• _SUPPLIED DATA_
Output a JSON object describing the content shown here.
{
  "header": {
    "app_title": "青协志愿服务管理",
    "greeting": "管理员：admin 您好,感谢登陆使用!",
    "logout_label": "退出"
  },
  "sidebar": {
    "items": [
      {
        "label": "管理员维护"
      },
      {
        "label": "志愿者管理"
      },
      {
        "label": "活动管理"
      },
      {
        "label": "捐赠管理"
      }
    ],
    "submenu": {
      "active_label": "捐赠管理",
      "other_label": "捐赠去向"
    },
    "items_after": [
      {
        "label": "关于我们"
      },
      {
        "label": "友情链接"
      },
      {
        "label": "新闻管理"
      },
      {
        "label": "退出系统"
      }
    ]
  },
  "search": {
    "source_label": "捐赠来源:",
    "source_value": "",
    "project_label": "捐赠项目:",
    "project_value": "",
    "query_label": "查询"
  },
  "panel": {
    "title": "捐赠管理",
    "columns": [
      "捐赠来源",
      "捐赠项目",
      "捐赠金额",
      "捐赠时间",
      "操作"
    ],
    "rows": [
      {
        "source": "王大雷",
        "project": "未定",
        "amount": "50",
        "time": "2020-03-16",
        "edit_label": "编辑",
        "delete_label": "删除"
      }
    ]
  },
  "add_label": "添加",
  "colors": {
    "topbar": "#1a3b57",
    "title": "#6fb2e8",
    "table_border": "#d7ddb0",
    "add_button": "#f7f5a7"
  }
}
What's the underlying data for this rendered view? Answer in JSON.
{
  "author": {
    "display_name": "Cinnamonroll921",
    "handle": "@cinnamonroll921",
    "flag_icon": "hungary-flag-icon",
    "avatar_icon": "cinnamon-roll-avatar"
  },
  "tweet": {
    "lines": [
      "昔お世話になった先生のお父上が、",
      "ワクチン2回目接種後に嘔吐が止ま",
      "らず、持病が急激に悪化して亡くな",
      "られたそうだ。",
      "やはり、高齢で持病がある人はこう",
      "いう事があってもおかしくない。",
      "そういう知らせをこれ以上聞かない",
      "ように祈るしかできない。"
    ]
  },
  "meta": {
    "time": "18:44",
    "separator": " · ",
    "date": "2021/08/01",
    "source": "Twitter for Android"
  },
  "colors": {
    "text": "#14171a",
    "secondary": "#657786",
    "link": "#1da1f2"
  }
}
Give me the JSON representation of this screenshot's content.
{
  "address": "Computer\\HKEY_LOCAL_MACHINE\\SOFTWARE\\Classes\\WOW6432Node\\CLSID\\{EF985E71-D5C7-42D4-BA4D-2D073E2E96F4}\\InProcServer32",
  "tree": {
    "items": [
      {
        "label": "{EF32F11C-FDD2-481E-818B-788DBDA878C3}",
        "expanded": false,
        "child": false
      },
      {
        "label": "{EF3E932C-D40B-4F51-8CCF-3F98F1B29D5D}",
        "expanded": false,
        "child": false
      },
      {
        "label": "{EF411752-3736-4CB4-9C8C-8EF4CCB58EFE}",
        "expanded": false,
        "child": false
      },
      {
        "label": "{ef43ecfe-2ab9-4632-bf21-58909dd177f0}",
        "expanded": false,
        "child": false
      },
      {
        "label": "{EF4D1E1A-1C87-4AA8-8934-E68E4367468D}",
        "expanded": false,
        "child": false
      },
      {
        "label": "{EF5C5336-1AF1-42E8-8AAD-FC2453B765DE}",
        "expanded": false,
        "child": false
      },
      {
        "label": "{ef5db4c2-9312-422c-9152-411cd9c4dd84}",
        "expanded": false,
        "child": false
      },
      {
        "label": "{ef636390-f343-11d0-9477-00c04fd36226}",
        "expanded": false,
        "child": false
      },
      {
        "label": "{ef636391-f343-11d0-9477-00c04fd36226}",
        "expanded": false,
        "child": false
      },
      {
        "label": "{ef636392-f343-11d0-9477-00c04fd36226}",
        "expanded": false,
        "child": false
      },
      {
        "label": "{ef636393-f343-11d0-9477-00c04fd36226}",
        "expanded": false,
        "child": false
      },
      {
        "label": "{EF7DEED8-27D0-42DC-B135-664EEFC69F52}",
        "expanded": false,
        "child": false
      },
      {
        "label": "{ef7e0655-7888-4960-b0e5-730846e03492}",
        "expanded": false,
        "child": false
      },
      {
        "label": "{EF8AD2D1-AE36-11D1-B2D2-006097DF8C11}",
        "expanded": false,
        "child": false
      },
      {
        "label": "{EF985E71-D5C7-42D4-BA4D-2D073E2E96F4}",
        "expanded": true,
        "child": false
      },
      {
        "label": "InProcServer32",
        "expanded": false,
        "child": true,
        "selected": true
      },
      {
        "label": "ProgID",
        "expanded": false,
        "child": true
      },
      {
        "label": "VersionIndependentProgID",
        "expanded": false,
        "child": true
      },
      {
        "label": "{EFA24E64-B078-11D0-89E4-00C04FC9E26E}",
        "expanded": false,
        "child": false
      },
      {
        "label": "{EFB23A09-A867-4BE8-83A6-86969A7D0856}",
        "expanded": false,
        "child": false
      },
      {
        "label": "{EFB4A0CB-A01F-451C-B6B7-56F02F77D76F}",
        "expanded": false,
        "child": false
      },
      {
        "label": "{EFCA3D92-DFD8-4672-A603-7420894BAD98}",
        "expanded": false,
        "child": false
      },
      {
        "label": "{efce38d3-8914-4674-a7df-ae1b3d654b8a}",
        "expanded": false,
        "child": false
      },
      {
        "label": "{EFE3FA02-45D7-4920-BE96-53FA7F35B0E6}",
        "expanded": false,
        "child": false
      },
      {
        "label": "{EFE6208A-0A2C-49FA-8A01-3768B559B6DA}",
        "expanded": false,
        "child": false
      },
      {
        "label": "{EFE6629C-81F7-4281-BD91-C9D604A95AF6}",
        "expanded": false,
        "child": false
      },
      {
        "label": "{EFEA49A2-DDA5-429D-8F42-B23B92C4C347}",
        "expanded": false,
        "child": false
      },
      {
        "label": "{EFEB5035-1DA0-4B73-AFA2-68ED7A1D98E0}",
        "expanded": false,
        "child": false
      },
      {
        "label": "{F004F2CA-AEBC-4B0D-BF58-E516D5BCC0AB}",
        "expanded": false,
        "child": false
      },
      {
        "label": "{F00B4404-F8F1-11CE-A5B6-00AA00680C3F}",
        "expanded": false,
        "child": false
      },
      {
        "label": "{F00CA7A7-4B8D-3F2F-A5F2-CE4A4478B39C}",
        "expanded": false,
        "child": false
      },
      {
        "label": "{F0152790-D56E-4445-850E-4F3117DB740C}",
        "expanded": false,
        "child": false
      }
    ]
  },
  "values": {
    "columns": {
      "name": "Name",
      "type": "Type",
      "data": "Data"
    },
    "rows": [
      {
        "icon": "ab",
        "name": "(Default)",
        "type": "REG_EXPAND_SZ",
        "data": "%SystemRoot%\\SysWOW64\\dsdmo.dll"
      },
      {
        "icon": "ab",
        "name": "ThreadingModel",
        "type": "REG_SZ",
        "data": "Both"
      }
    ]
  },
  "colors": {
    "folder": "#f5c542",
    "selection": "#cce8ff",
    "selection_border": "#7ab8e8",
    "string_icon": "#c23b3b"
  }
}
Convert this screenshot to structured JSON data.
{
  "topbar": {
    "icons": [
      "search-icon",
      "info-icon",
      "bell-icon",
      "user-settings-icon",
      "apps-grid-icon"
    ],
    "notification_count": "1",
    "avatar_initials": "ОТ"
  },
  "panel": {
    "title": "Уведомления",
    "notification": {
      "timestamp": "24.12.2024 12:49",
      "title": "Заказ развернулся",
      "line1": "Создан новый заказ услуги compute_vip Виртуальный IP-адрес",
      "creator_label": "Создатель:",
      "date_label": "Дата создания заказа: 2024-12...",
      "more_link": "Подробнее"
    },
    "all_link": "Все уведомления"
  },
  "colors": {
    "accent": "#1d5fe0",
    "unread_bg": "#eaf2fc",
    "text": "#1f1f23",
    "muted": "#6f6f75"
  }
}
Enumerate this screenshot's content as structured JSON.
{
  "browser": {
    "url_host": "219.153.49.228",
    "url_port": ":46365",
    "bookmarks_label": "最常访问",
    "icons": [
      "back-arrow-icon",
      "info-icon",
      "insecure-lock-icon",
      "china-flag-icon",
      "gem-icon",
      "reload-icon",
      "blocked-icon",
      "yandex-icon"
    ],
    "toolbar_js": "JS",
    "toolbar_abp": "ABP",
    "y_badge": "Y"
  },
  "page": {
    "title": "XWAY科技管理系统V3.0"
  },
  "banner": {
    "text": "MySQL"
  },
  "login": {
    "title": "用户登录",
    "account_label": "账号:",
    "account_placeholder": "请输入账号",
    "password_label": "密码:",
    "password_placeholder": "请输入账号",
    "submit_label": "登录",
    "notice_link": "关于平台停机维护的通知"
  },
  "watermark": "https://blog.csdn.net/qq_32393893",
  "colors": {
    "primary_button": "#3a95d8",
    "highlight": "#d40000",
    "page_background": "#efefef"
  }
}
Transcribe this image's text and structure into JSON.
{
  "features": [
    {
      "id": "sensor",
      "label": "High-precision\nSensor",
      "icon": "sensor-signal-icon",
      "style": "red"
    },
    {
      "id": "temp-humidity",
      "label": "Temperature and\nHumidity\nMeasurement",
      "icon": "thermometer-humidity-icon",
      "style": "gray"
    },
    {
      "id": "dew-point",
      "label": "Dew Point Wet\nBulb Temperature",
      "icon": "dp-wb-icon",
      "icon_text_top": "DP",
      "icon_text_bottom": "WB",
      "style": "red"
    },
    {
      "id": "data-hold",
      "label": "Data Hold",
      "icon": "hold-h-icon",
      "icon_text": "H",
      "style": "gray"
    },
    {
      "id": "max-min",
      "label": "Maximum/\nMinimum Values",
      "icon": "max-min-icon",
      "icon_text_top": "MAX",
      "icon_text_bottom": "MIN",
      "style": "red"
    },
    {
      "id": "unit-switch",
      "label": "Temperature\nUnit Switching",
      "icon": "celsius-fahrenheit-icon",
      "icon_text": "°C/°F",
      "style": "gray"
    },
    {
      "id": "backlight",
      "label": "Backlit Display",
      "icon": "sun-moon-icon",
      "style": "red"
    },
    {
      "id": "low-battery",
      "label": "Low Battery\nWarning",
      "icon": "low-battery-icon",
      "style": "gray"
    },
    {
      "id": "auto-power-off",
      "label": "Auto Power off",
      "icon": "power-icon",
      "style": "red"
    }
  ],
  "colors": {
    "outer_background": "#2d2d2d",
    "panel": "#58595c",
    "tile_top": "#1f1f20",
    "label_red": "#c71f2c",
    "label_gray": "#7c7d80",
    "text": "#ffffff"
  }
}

• _EXERCISE AIM_
Considering only the records above, state the number of lines that include the word "请输入账号", with nothing added.

• _ANSWER TO THIS TASK_
2